- **TRECHO CITADO**:

********************

Em texto estimulante, Frossard mergulha na raiz existencial da liberdade: o amor

Foto do author Carlos Alberto Di Franco
Atualização:

Dia 8 de julho de 1935: um rapaz de 20 anos que estava à procura de um amigo, com quem tinha combinado jantar, entrava, por engano, numa capela de Paris. Chamava-se André Frossard. Era filho do líder sindical L. O. Frossard, jornalista e primeiro-secretário do Partido Comunista Francês. Dizia-se “cético e ateu de extrema esquerda. Ainda mais do que cético, ainda mais do que ateu, indiferente e ocupado em coisa bem diversa do que um Deus que nem pensava mais negar”. Cinco minutos depois, saía de lá “católico, apostólico, romano, (...) transportado, levantado, retomado e envolvido pela onda de uma alegria inexaurível”.

O impacto existencial dessa conversão ficou registrado num livro que ocupou muito tempo as listas dos best-sellers: Deus Existe, Eu O Encontrei. André Frossard, jornalista de prestígio, cronista do Figaro, redator-chefe da revista Temps Présent e, de 1988 até sua morte, em 1997, membro da Academia Francesa de Letras, faz parte daquela estirpe de intelectuais que cinzelam a cultura dos povos. Por isso, Deus em Questões (Editora Quadrante, São Paulo), livro que acabo de reler com muito prazer, merece ser compartilhado com você, caro leitor.

Trata-se de um livro estimulante, quase interativo. O autor, armado de uma coragem afiada e de um bom humor cativante, assume um desafio inusitado. Frossard condensa, em 47 “questões”, cerca de 2 mil perguntas que lhe foram feitas por estudantes franceses. Em cada questão, expõe primeiro as objeções, assumindo lealmente o ponto de vista crítico, e depois formula respostas que extrai da sua “experiência da fé”. Por que viver? Ciência e fé são compatíveis? Deus é da esquerda ou da direita? A fé e o big-bang. A bioética. A aids. O sofrimento humano. A liberdade. Eis, respigados ao acaso, alguns dos temas que compõem um mosaico de grande atualidade jornalística.

A liberdade, adverte Frossard, “não consiste em fazer o que se tem vontade, mas também o que não se quereria, por bom senso, por respeito aos outros e muitas vezes por amor, primeiro princípio de tudo aquilo que é, foi ou será”.

“Essa liberdade ultrapassa todas as tendências, os gostos, o interesse pessoal, o egoísmo; vence tudo aquilo que efetivamente poderia ‘condicionar’ o ser humano e refulge com um brilho magnífico na renúncia de si próprio em favor do outro ou dos outros. Tem por divisa o dom de si e, por insígnia, a cruz de Cristo. Nesse sentido, a liberdade é um combate. É o ‘nome de guerra’ da caridade.”

********************

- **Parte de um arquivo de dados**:
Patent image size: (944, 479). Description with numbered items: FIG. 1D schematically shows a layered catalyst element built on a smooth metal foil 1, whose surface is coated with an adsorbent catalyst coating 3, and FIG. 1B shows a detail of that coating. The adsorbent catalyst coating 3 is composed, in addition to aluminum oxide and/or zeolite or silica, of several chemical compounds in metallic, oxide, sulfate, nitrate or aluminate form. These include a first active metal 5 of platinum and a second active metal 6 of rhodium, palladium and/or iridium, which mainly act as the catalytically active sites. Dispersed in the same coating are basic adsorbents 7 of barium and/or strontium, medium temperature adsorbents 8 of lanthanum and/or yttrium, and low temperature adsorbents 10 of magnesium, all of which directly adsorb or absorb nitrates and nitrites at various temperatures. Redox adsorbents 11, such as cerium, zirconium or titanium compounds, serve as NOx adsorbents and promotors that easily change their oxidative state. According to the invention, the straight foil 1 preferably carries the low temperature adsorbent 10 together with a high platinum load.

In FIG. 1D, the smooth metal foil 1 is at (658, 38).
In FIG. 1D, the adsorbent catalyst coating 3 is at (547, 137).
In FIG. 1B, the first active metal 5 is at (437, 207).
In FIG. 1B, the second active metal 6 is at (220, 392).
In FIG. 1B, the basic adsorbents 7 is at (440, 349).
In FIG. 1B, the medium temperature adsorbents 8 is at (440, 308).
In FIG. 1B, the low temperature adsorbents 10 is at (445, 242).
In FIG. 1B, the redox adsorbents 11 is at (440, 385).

********************

- **DETALHES DA TAREFA**: Reescreva a crônica sobre André Frossard de "Trata-se de um" até "grande atualidade jornalística.", inclusive, substituindo "estudantes franceses" por "leitores franceses". Os registros não têm nenhum papel nesta atividade.

- **SOLUÇÃO DO PROBLEMA**:
Trata-se de um livro estimulante, quase interativo. O autor, armado de uma coragem afiada e de um bom humor cativante, assume um desafio inusitado. Frossard condensa, em 47 “questões”, cerca de 2 mil perguntas que lhe foram feitas por leitores franceses. Em cada questão, expõe primeiro as objeções, assumindo lealmente o ponto de vista crítico, e depois formula respostas que extrai da sua “experiência da fé”. Por que viver? Ciência e fé são compatíveis? Deus é da esquerda ou da direita? A fé e o big-bang. A bioética. A aids. O sofrimento humano. A liberdade. Eis, respigados ao acaso, alguns dos temas que compõem um mosaico de grande atualidade jornalística.